GIVEN TASK
Recast the lines of the records below, from the one containing "Itemize the components" through the one containing "colorbar-segment [600,906,681,930]", inclusive, as a Markdown table with columns Row and Text. Skip blank lines.

INFORMATION GIVEN
+++

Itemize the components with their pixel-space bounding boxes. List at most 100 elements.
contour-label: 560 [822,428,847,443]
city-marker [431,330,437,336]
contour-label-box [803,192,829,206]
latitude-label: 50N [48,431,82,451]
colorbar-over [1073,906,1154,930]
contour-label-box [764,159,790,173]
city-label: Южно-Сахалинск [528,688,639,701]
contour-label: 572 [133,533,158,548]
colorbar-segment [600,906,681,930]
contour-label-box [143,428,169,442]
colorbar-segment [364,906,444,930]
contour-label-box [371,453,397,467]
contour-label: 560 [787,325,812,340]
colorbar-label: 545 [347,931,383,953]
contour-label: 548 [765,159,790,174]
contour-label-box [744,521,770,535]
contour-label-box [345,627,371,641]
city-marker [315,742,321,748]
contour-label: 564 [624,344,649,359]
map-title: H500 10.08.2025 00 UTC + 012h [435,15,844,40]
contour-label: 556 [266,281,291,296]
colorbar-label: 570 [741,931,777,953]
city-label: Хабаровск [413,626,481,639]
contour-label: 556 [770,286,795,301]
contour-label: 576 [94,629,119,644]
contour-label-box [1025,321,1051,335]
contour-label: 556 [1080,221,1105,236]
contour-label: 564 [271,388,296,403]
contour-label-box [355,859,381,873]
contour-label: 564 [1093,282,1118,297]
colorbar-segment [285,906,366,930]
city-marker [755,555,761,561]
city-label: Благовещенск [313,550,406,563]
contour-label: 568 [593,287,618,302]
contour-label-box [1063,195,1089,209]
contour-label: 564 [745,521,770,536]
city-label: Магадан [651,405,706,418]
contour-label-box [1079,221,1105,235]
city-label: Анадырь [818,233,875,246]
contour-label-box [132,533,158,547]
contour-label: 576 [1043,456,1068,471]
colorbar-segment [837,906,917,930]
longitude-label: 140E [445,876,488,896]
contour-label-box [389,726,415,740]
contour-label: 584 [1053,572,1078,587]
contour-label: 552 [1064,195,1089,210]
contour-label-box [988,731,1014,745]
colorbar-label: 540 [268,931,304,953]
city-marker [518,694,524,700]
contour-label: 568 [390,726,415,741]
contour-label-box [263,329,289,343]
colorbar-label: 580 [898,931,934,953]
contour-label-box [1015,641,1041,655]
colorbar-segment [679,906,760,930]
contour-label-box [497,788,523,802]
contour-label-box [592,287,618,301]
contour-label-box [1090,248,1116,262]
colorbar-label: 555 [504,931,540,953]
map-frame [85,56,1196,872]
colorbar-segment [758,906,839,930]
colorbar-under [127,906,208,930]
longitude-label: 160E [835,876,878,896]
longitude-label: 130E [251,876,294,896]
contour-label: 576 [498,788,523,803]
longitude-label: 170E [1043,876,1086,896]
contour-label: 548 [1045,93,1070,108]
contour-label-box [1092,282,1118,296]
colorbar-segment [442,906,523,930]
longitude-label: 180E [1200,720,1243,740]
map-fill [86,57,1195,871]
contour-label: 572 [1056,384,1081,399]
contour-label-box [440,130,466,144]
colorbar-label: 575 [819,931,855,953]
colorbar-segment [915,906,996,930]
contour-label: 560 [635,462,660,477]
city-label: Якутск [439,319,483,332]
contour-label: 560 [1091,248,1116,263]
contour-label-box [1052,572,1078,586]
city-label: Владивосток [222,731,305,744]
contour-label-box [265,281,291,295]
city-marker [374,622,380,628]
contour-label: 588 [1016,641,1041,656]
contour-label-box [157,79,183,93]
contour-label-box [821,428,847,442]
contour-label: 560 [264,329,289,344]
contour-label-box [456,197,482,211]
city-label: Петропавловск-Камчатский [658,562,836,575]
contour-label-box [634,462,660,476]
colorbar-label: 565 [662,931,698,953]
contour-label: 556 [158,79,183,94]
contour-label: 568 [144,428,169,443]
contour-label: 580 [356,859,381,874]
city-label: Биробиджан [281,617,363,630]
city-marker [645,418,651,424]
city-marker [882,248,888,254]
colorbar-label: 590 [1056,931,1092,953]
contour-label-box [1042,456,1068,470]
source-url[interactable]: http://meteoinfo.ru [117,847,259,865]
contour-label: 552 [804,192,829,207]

+++

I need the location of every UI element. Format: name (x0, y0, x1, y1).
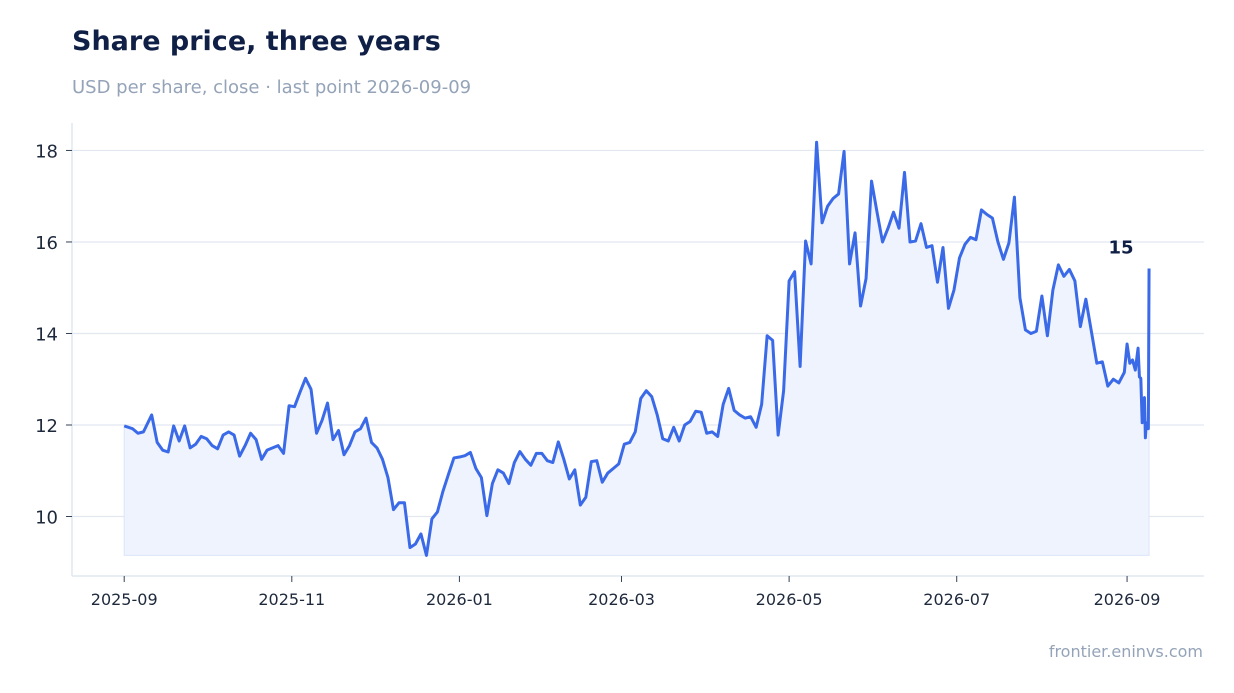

+++

FINAL RESULT
| Row | Text |
|---|---|
| 1 | Itemize the components with their pixel-space bounding boxes. List at most 100 elements. |
| 2 | contour-label: 560 [822,428,847,443] |
| 3 | city-marker [431,330,437,336] |
| 4 | contour-label-box [803,192,829,206] |
| 5 | latitude-label: 50N [48,431,82,451] |
| 6 | colorbar-over [1073,906,1154,930] |
| 7 | contour-label-box [764,159,790,173] |
| 8 | city-label: Южно-Сахалинск [528,688,639,701] |
| 9 | contour-label: 572 [133,533,158,548] |
| 10 | colorbar-segment [600,906,681,930] |